# [Task details]
Sift the material for lines containing "있었습니까", and return them.

# [Data in this exercise]
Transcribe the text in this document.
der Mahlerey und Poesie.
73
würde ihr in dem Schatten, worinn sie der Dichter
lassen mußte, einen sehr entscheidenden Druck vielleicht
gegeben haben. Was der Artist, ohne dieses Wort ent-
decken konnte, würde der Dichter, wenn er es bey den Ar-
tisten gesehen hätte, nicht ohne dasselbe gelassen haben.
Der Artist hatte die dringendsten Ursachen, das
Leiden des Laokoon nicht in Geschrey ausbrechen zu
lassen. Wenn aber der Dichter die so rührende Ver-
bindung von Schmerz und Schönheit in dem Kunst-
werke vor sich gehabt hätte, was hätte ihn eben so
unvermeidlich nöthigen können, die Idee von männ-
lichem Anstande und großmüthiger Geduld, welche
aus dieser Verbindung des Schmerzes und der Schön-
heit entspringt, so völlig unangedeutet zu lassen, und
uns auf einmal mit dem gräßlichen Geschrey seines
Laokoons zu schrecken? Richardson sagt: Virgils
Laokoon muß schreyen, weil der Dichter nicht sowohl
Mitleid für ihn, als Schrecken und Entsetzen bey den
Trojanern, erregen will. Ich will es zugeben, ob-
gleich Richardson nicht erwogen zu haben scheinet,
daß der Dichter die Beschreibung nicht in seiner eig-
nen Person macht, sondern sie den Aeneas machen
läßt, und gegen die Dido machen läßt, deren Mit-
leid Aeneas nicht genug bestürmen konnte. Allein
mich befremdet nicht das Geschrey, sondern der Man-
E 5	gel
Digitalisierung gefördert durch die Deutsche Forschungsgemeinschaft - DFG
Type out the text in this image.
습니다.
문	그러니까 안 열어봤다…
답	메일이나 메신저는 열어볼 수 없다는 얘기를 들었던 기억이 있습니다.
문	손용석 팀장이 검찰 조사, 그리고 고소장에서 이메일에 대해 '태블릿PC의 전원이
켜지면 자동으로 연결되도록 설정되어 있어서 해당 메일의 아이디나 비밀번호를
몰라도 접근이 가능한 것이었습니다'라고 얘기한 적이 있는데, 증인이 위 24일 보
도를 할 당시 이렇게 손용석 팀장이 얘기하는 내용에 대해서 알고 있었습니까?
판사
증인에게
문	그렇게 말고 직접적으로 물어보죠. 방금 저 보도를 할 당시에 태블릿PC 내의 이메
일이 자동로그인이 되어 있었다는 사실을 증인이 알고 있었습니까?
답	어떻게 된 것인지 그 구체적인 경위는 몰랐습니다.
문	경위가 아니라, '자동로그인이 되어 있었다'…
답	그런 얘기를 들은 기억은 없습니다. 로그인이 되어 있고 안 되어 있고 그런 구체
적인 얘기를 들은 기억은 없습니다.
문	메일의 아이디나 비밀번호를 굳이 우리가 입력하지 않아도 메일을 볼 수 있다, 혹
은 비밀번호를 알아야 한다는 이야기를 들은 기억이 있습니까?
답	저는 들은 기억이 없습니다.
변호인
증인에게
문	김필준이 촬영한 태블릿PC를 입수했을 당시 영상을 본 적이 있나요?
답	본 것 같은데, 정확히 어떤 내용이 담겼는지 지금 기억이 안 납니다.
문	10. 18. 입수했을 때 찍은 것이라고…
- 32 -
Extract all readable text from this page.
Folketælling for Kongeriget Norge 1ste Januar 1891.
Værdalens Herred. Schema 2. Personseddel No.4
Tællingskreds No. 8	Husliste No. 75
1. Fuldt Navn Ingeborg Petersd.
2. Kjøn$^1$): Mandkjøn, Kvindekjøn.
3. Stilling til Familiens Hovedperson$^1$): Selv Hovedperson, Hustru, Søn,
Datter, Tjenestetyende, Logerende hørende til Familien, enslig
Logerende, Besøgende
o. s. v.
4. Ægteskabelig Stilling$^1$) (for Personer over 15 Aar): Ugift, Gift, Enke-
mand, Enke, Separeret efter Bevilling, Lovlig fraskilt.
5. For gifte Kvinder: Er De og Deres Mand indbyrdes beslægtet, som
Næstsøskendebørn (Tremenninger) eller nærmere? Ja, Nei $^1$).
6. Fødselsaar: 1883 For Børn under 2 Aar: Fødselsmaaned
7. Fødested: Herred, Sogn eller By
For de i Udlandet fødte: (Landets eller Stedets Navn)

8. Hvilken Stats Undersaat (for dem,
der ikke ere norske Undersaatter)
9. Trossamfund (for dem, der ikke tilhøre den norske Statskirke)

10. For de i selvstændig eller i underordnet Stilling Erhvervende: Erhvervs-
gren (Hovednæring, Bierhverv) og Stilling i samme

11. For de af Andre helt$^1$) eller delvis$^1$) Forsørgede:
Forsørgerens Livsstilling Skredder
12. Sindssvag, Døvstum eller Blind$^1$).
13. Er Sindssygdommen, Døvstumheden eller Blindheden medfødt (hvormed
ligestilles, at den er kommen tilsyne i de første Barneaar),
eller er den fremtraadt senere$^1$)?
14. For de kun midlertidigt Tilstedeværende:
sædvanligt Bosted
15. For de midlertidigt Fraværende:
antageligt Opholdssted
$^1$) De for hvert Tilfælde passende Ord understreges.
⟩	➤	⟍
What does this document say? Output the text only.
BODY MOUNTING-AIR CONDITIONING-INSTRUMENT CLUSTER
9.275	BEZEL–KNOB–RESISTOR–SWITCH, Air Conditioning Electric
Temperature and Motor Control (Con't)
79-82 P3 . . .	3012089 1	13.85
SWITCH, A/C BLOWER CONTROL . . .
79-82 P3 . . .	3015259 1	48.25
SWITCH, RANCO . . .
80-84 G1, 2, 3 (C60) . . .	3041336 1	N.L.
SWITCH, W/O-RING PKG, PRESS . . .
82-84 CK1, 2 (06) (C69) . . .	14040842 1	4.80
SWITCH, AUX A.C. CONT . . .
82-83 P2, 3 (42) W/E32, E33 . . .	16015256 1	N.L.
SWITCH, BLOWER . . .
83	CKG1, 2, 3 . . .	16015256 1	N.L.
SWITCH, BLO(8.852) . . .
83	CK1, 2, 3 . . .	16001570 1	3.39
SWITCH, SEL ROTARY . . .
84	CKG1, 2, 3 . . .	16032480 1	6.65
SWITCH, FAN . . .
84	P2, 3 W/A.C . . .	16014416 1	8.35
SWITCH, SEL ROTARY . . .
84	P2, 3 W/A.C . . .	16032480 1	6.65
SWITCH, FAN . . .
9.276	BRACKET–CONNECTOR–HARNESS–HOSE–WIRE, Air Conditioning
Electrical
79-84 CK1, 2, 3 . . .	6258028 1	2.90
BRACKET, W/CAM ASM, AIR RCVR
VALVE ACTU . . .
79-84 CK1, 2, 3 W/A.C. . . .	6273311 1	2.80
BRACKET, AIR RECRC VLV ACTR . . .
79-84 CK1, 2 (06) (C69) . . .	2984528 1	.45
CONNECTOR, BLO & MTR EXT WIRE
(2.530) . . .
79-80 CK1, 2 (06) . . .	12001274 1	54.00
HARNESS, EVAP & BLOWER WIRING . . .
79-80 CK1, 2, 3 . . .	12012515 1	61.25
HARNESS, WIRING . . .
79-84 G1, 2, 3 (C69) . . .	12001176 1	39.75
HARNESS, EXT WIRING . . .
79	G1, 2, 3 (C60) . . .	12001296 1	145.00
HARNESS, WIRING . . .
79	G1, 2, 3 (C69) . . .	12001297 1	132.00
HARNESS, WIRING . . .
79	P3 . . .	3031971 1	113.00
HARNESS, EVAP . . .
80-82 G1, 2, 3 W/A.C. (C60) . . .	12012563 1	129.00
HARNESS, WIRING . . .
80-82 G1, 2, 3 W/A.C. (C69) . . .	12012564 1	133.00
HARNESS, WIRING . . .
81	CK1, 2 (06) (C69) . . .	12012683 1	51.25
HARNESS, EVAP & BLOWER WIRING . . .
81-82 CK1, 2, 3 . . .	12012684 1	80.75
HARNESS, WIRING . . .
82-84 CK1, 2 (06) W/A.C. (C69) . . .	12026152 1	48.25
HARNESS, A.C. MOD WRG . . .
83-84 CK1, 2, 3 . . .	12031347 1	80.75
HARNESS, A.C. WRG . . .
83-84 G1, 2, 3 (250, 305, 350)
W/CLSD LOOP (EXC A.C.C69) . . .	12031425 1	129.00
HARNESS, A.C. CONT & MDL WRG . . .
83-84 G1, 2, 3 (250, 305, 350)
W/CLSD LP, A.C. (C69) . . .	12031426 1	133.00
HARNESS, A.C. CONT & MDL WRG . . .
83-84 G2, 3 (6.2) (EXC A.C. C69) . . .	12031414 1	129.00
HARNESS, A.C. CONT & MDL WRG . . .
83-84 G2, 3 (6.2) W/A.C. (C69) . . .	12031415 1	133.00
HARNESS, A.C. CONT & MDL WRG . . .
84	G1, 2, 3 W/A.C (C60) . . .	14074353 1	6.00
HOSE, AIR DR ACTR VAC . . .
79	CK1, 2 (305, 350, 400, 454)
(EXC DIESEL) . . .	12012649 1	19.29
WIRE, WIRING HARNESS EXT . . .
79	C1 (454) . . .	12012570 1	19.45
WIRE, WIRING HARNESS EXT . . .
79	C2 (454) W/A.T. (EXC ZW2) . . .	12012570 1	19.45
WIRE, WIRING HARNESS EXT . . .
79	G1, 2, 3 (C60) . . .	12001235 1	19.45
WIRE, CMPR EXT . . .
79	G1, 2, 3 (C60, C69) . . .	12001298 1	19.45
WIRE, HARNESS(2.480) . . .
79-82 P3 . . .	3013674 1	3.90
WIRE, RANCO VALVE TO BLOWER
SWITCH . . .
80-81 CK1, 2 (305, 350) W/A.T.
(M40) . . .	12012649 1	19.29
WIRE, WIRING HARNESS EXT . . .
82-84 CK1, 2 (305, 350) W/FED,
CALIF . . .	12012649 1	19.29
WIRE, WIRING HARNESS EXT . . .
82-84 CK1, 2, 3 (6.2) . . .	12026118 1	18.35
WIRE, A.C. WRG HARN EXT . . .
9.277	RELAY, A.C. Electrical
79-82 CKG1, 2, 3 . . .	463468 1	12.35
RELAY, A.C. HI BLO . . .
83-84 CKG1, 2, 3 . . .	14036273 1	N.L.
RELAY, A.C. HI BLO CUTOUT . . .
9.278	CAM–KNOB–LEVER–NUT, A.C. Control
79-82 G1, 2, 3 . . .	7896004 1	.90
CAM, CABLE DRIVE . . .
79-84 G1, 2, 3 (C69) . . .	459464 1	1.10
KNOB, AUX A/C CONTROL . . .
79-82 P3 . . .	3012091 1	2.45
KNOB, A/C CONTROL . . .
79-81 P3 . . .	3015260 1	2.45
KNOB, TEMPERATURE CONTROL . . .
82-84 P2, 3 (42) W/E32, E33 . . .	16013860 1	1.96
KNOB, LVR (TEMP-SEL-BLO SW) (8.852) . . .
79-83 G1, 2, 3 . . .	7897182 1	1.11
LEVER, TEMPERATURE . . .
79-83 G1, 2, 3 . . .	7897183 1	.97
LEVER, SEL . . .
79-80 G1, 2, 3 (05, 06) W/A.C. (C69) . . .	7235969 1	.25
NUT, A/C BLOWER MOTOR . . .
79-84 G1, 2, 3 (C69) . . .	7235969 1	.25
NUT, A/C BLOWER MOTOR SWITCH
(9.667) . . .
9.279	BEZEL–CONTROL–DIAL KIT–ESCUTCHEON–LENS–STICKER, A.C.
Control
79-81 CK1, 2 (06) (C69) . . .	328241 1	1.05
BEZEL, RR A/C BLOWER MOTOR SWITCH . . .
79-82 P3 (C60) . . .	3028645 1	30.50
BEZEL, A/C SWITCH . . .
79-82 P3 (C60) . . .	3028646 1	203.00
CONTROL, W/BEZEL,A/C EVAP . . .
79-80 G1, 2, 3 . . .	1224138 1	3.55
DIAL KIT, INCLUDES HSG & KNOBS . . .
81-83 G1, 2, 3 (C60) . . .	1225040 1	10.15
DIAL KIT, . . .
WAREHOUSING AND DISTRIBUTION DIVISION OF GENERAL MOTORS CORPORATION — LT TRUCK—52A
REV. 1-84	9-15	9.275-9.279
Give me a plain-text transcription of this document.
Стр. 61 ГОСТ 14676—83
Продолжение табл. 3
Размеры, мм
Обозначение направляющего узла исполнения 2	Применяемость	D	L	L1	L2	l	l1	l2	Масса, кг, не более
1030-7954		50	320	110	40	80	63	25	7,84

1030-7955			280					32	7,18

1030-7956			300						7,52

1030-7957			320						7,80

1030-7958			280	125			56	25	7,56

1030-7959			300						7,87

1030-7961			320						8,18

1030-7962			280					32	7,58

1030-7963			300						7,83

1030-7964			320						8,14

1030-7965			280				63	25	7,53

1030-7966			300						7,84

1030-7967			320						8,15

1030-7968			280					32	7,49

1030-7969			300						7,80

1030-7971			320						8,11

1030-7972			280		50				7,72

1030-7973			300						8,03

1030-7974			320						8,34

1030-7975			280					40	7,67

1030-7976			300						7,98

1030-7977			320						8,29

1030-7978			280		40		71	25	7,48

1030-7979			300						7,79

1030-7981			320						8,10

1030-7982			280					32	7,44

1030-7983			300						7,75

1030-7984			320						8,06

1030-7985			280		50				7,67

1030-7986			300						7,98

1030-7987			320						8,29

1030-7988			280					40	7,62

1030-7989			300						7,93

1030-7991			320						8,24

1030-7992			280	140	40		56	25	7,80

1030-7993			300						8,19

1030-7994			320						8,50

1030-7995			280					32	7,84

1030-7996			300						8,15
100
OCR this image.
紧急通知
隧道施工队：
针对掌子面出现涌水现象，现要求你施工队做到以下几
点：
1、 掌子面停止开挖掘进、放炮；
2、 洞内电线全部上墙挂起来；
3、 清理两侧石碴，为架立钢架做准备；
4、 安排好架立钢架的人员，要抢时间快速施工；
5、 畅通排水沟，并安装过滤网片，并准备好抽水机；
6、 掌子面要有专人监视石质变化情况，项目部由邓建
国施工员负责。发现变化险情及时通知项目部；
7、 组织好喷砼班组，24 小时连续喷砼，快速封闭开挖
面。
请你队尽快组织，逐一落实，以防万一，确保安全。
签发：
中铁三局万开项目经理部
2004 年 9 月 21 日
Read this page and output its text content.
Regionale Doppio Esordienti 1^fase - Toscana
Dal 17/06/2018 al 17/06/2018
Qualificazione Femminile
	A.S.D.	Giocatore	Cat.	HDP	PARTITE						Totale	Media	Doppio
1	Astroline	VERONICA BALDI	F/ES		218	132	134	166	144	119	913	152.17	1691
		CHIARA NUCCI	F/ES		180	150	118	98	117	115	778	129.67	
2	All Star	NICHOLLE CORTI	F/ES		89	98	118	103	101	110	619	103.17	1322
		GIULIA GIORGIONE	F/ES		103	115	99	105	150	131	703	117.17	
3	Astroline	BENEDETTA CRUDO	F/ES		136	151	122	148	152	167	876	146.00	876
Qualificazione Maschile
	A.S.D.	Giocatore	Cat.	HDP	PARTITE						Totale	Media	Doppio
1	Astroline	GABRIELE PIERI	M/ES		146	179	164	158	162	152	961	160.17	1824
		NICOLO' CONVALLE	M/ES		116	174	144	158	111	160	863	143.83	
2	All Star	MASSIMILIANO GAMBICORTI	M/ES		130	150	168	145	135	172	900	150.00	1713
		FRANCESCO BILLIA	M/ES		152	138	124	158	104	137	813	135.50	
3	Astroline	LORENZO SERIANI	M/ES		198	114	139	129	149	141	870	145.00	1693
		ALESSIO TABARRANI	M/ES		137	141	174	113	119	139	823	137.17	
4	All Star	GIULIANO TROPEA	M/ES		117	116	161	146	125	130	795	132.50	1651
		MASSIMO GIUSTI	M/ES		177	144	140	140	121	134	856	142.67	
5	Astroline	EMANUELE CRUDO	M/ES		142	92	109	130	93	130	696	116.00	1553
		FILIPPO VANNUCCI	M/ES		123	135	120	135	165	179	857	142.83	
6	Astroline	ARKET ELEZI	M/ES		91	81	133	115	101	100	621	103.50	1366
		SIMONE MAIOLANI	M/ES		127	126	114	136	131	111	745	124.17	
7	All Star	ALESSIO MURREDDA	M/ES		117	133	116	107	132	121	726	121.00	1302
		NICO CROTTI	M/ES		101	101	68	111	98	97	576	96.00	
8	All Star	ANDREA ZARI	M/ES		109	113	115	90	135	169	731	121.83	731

# [Solution to this exercise]
도를 할 당시 이렇게 손용석 팀장이 얘기하는 내용에 대해서 알고 있었습니까?
일이 자동로그인이 되어 있었다는 사실을 증인이 알고 있었습니까?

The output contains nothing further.